▶ What is asked
Quote the records beneath, complete and exact. Leave out images.

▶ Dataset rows
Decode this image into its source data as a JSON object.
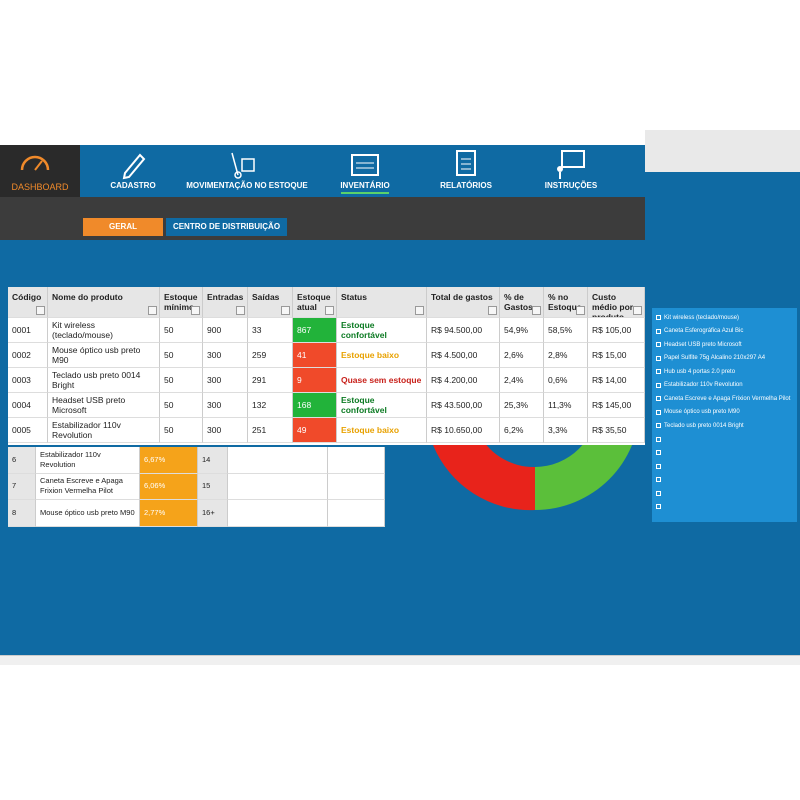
{
  "nav": {
    "logo": "DASHBOARD",
    "items": [
      "CADASTRO",
      "MOVIMENTAÇÃO NO ESTOQUE",
      "INVENTÁRIO",
      "RELATÓRIOS",
      "INSTRUÇÕES"
    ]
  },
  "tabs": [
    "GERAL",
    "CENTRO DE DISTRIBUIÇÃO"
  ],
  "table": {
    "headers": [
      "Código",
      "Nome do produto",
      "Estoque mínimo",
      "Entradas",
      "Saídas",
      "Estoque atual",
      "Status",
      "Total de gastos",
      "% de Gastos",
      "% no Estoque",
      "Custo médio por produto"
    ],
    "rows": [
      [
        "0001",
        "Kit wireless (teclado/mouse)",
        "50",
        "900",
        "33",
        "867",
        "Estoque confortável",
        "R$ 94.500,00",
        "54,9%",
        "58,5%",
        "R$ 105,00"
      ],
      [
        "0002",
        "Mouse óptico usb preto M90",
        "50",
        "300",
        "259",
        "41",
        "Estoque baixo",
        "R$ 4.500,00",
        "2,6%",
        "2,8%",
        "R$ 15,00"
      ],
      [
        "0003",
        "Teclado usb preto 0014 Bright",
        "50",
        "300",
        "291",
        "9",
        "Quase sem estoque",
        "R$ 4.200,00",
        "2,4%",
        "0,6%",
        "R$ 14,00"
      ],
      [
        "0004",
        "Headset USB  preto Microsoft",
        "50",
        "300",
        "132",
        "168",
        "Estoque confortável",
        "R$ 43.500,00",
        "25,3%",
        "11,3%",
        "R$ 145,00"
      ],
      [
        "0005",
        "Estabilizador 110v Revolution",
        "50",
        "300",
        "251",
        "49",
        "Estoque baixo",
        "R$ 10.650,00",
        "6,2%",
        "3,3%",
        "R$ 35,50"
      ]
    ]
  },
  "ranking": {
    "rows": [
      [
        "6",
        "Estabilizador 110v Revolution",
        "6,67%"
      ],
      [
        "7",
        "Caneta Escreve e Apaga Frixion Vermelha Pilot",
        "6,06%"
      ],
      [
        "8",
        "Mouse óptico usb preto M90",
        "2,77%"
      ]
    ],
    "positions": [
      "14",
      "15",
      "16+"
    ]
  },
  "legend": [
    "Kit wireless (teclado/mouse)",
    "Caneta Esferográfica Azul Bic",
    "Headset USB  preto Microsoft",
    "Papel Sulfite 75g Alcalino 210x297 A4",
    "Hub usb 4 portas 2.0 preto",
    "Estabilizador 110v Revolution",
    "Caneta Escreve e Apaga Frixion Vermelha Pilot",
    "Mouse óptico usb preto M90",
    "Teclado usb preto 0014 Bright"
  ]
}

▶ Output for this exercise
Decode this image into its source data as a JSON object.
{
  "nav": {
    "logo": "DASHBOARD",
    "items": [
      "CADASTRO",
      "MOVIMENTAÇÃO NO ESTOQUE",
      "INVENTÁRIO",
      "RELATÓRIOS",
      "INSTRUÇÕES"
    ]
  },
  "tabs": [
    "GERAL",
    "CENTRO DE DISTRIBUIÇÃO"
  ],
  "table": {
    "headers": [
      "Código",
      "Nome do produto",
      "Estoque mínimo",
      "Entradas",
      "Saídas",
      "Estoque atual",
      "Status",
      "Total de gastos",
      "% de Gastos",
      "% no Estoque",
      "Custo médio por produto"
    ],
    "rows": [
      [
        "0001",
        "Kit wireless (teclado/mouse)",
        "50",
        "900",
        "33",
        "867",
        "Estoque confortável",
        "R$ 94.500,00",
        "54,9%",
        "58,5%",
        "R$ 105,00"
      ],
      [
        "0002",
        "Mouse óptico usb preto M90",
        "50",
        "300",
        "259",
        "41",
        "Estoque baixo",
        "R$ 4.500,00",
        "2,6%",
        "2,8%",
        "R$ 15,00"
      ],
      [
        "0003",
        "Teclado usb preto 0014 Bright",
        "50",
        "300",
        "291",
        "9",
        "Quase sem estoque",
        "R$ 4.200,00",
        "2,4%",
        "0,6%",
        "R$ 14,00"
      ],
      [
        "0004",
        "Headset USB  preto Microsoft",
        "50",
        "300",
        "132",
        "168",
        "Estoque confortável",
        "R$ 43.500,00",
        "25,3%",
        "11,3%",
        "R$ 145,00"
      ],
      [
        "0005",
        "Estabilizador 110v Revolution",
        "50",
        "300",
        "251",
        "49",
        "Estoque baixo",
        "R$ 10.650,00",
        "6,2%",
        "3,3%",
        "R$ 35,50"
      ]
    ]
  },
  "ranking": {
    "rows": [
      [
        "6",
        "Estabilizador 110v Revolution",
        "6,67%"
      ],
      [
        "7",
        "Caneta Escreve e Apaga Frixion Vermelha Pilot",
        "6,06%"
      ],
      [
        "8",
        "Mouse óptico usb preto M90",
        "2,77%"
      ]
    ],
    "positions": [
      "14",
      "15",
      "16+"
    ]
  },
  "legend": [
    "Kit wireless (teclado/mouse)",
    "Caneta Esferográfica Azul Bic",
    "Headset USB  preto Microsoft",
    "Papel Sulfite 75g Alcalino 210x297 A4",
    "Hub usb 4 portas 2.0 preto",
    "Estabilizador 110v Revolution",
    "Caneta Escreve e Apaga Frixion Vermelha Pilot",
    "Mouse óptico usb preto M90",
    "Teclado usb preto 0014 Bright"
  ]
}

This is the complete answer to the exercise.